(Objective)
Reproduce all of the data below, substituting "program-name" for every occurrence of "major-name" and leaving everything else unchanged. Omit the pictures from your answer.

•••••

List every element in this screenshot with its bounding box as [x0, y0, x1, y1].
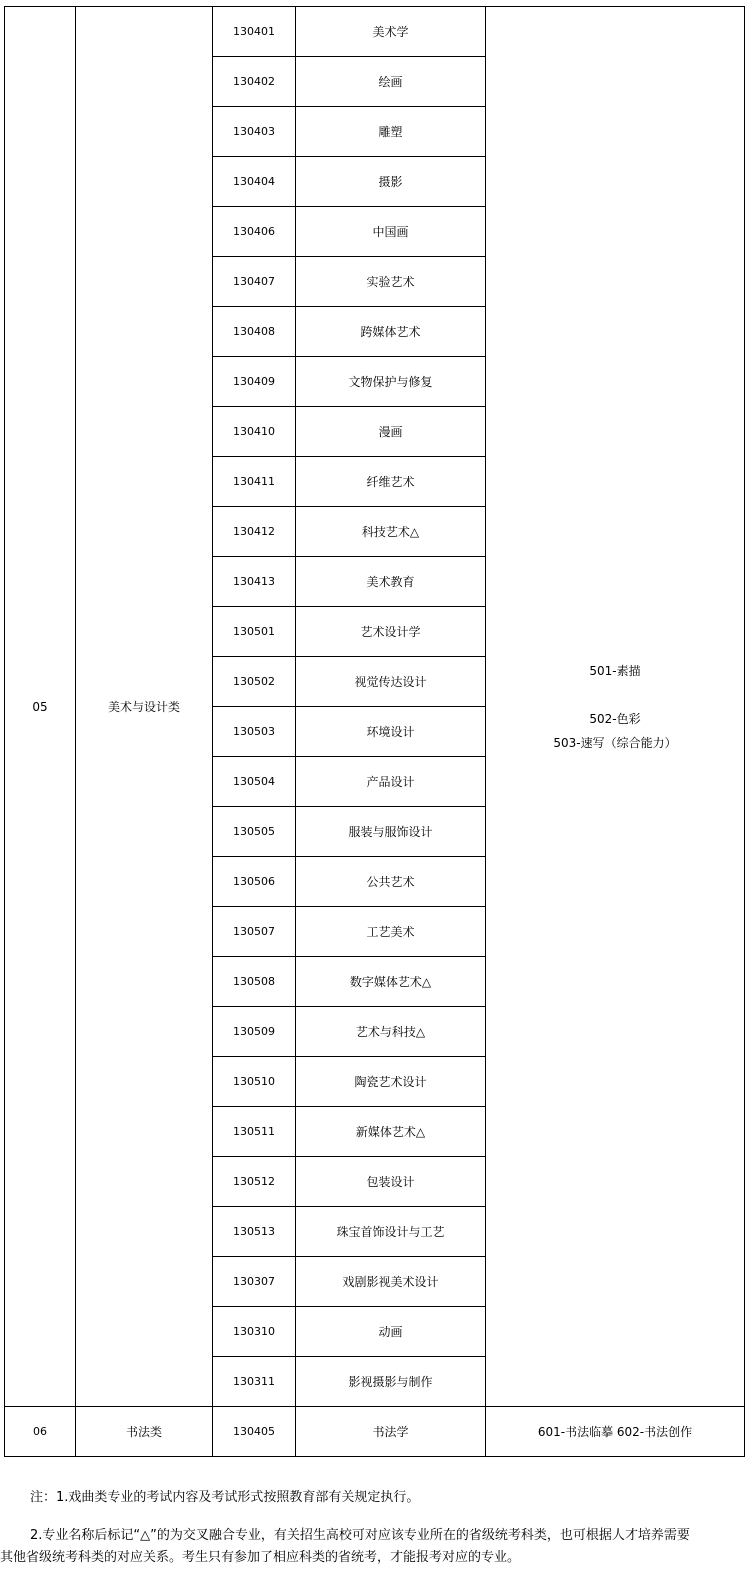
major-name: 美术教育	[296, 557, 486, 607]
major-code: 130403	[213, 107, 296, 157]
exam-subjects-cell	[486, 7, 745, 1407]
major-code: 130409	[213, 357, 296, 407]
major-name: 包装设计	[296, 1157, 486, 1207]
major-code: 130405	[213, 1407, 296, 1457]
major-name: 漫画	[296, 407, 486, 457]
major-code: 130502	[213, 657, 296, 707]
major-name: 文物保护与修复	[296, 357, 486, 407]
major-name: 书法学	[296, 1407, 486, 1457]
exam-subject: 503-速写（综合能力）	[553, 735, 677, 750]
major-name: 产品设计	[296, 757, 486, 807]
major-name: 数字媒体艺术△	[296, 957, 486, 1007]
major-name: 服装与服饰设计	[296, 807, 486, 857]
major-code: 130501	[213, 607, 296, 657]
major-code: 130508	[213, 957, 296, 1007]
note-2-continued: 其他省级统考科类的对应关系。考生只有参加了相应科类的省统考，才能报考对应的专业。	[0, 1550, 521, 1565]
exam-subject: 502-色彩	[589, 711, 641, 726]
major-code: 130503	[213, 707, 296, 757]
major-code: 130310	[213, 1307, 296, 1357]
major-code: 130401	[213, 7, 296, 57]
major-name: 跨媒体艺术	[296, 307, 486, 357]
major-code: 130410	[213, 407, 296, 457]
major-code: 130412	[213, 507, 296, 557]
major-code: 130505	[213, 807, 296, 857]
major-code: 130506	[213, 857, 296, 907]
major-code: 130507	[213, 907, 296, 957]
major-name: 艺术设计学	[296, 607, 486, 657]
major-name: 工艺美术	[296, 907, 486, 957]
major-name: 实验艺术	[296, 257, 486, 307]
major-name: 陶瓷艺术设计	[296, 1057, 486, 1107]
major-code: 130413	[213, 557, 296, 607]
category-name: 美术与设计类	[76, 7, 213, 1407]
major-name: 纤维艺术	[296, 457, 486, 507]
major-name: 美术学	[296, 7, 486, 57]
exam-subjects	[486, 659, 744, 755]
major-name: 戏剧影视美术设计	[296, 1257, 486, 1307]
major-code: 130509	[213, 1007, 296, 1057]
major-code: 130311	[213, 1357, 296, 1407]
major-name: 艺术与科技△	[296, 1007, 486, 1057]
major-code: 130406	[213, 207, 296, 257]
major-code: 130510	[213, 1057, 296, 1107]
major-name: 环境设计	[296, 707, 486, 757]
category-seq: 06	[5, 1407, 76, 1457]
major-code: 130513	[213, 1207, 296, 1257]
major-code: 130511	[213, 1107, 296, 1157]
major-name: 新媒体艺术△	[296, 1107, 486, 1157]
major-name: 视觉传达设计	[296, 657, 486, 707]
major-code: 130402	[213, 57, 296, 107]
note-2: 2.专业名称后标记“△”的为交叉融合专业，有关招生高校可对应该专业所在的省级统考科类，也可根据人才培养需要	[30, 1528, 690, 1543]
major-code: 130504	[213, 757, 296, 807]
major-code: 130408	[213, 307, 296, 357]
major-name: 公共艺术	[296, 857, 486, 907]
major-name: 动画	[296, 1307, 486, 1357]
note-1: 注：1.戏曲类专业的考试内容及考试形式按照教育部有关规定执行。	[30, 1490, 420, 1505]
major-exam-table	[4, 6, 745, 1457]
table-body	[5, 7, 745, 1457]
major-code: 130404	[213, 157, 296, 207]
spacer	[486, 683, 744, 707]
major-code: 130512	[213, 1157, 296, 1207]
table-row	[5, 7, 745, 57]
major-name: 珠宝首饰设计与工艺	[296, 1207, 486, 1257]
category-name: 书法类	[76, 1407, 213, 1457]
major-name: 中国画	[296, 207, 486, 257]
major-code: 130411	[213, 457, 296, 507]
major-name: 雕塑	[296, 107, 486, 157]
table-row	[5, 1407, 745, 1457]
major-name: 摄影	[296, 157, 486, 207]
major-name: 科技艺术△	[296, 507, 486, 557]
major-name: 影视摄影与制作	[296, 1357, 486, 1407]
exam-subjects: 601-书法临摹 602-书法创作	[486, 1407, 745, 1457]
category-seq: 05	[5, 7, 76, 1407]
major-name: 绘画	[296, 57, 486, 107]
major-code: 130307	[213, 1257, 296, 1307]
exam-subject: 501-素描	[589, 663, 641, 678]
major-code: 130407	[213, 257, 296, 307]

•••••

(Task answer)
List every element in this screenshot with its bounding box as [x0, y0, x1, y1].
program-name: 美术教育	[296, 557, 486, 607]
major-code: 130403	[213, 107, 296, 157]
exam-subjects-cell	[486, 7, 745, 1407]
major-code: 130409	[213, 357, 296, 407]
program-name: 包装设计	[296, 1157, 486, 1207]
major-code: 130405	[213, 1407, 296, 1457]
program-name: 漫画	[296, 407, 486, 457]
major-code: 130502	[213, 657, 296, 707]
program-name: 文物保护与修复	[296, 357, 486, 407]
program-name: 书法学	[296, 1407, 486, 1457]
exam-subject: 503-速写（综合能力）	[553, 735, 677, 750]
program-name: 产品设计	[296, 757, 486, 807]
program-name: 数字媒体艺术△	[296, 957, 486, 1007]
program-name: 服装与服饰设计	[296, 807, 486, 857]
major-code: 130501	[213, 607, 296, 657]
major-code: 130508	[213, 957, 296, 1007]
note-2-continued: 其他省级统考科类的对应关系。考生只有参加了相应科类的省统考，才能报考对应的专业。	[0, 1550, 521, 1565]
exam-subject: 502-色彩	[589, 711, 641, 726]
major-code: 130503	[213, 707, 296, 757]
major-code: 130310	[213, 1307, 296, 1357]
major-code: 130401	[213, 7, 296, 57]
program-name: 跨媒体艺术	[296, 307, 486, 357]
major-code: 130410	[213, 407, 296, 457]
major-code: 130412	[213, 507, 296, 557]
major-code: 130505	[213, 807, 296, 857]
major-code: 130506	[213, 857, 296, 907]
major-code: 130507	[213, 907, 296, 957]
program-name: 艺术设计学	[296, 607, 486, 657]
program-name: 工艺美术	[296, 907, 486, 957]
program-name: 实验艺术	[296, 257, 486, 307]
program-name: 陶瓷艺术设计	[296, 1057, 486, 1107]
major-code: 130413	[213, 557, 296, 607]
category-name: 美术与设计类	[76, 7, 213, 1407]
program-name: 纤维艺术	[296, 457, 486, 507]
program-name: 美术学	[296, 7, 486, 57]
exam-subjects	[486, 659, 744, 755]
program-name: 戏剧影视美术设计	[296, 1257, 486, 1307]
major-code: 130509	[213, 1007, 296, 1057]
major-code: 130311	[213, 1357, 296, 1407]
program-name: 艺术与科技△	[296, 1007, 486, 1057]
major-code: 130406	[213, 207, 296, 257]
major-code: 130510	[213, 1057, 296, 1107]
program-name: 环境设计	[296, 707, 486, 757]
category-seq: 06	[5, 1407, 76, 1457]
major-code: 130513	[213, 1207, 296, 1257]
major-code: 130511	[213, 1107, 296, 1157]
program-name: 新媒体艺术△	[296, 1107, 486, 1157]
program-name: 视觉传达设计	[296, 657, 486, 707]
major-code: 130402	[213, 57, 296, 107]
note-2: 2.专业名称后标记“△”的为交叉融合专业，有关招生高校可对应该专业所在的省级统考科类，也可根据人才培养需要	[30, 1528, 690, 1543]
major-code: 130504	[213, 757, 296, 807]
major-code: 130408	[213, 307, 296, 357]
program-name: 公共艺术	[296, 857, 486, 907]
program-name: 动画	[296, 1307, 486, 1357]
note-1: 注：1.戏曲类专业的考试内容及考试形式按照教育部有关规定执行。	[30, 1490, 420, 1505]
major-exam-table	[4, 6, 745, 1457]
table-body	[5, 7, 745, 1457]
major-code: 130404	[213, 157, 296, 207]
spacer	[486, 683, 744, 707]
major-code: 130512	[213, 1157, 296, 1207]
table-row	[5, 7, 745, 57]
program-name: 珠宝首饰设计与工艺	[296, 1207, 486, 1257]
category-name: 书法类	[76, 1407, 213, 1457]
program-name: 中国画	[296, 207, 486, 257]
major-code: 130411	[213, 457, 296, 507]
program-name: 雕塑	[296, 107, 486, 157]
table-row	[5, 1407, 745, 1457]
program-name: 摄影	[296, 157, 486, 207]
program-name: 科技艺术△	[296, 507, 486, 557]
program-name: 影视摄影与制作	[296, 1357, 486, 1407]
exam-subjects: 601-书法临摹 602-书法创作	[486, 1407, 745, 1457]
category-seq: 05	[5, 7, 76, 1407]
program-name: 绘画	[296, 57, 486, 107]
major-code: 130307	[213, 1257, 296, 1307]
exam-subject: 501-素描	[589, 663, 641, 678]
major-code: 130407	[213, 257, 296, 307]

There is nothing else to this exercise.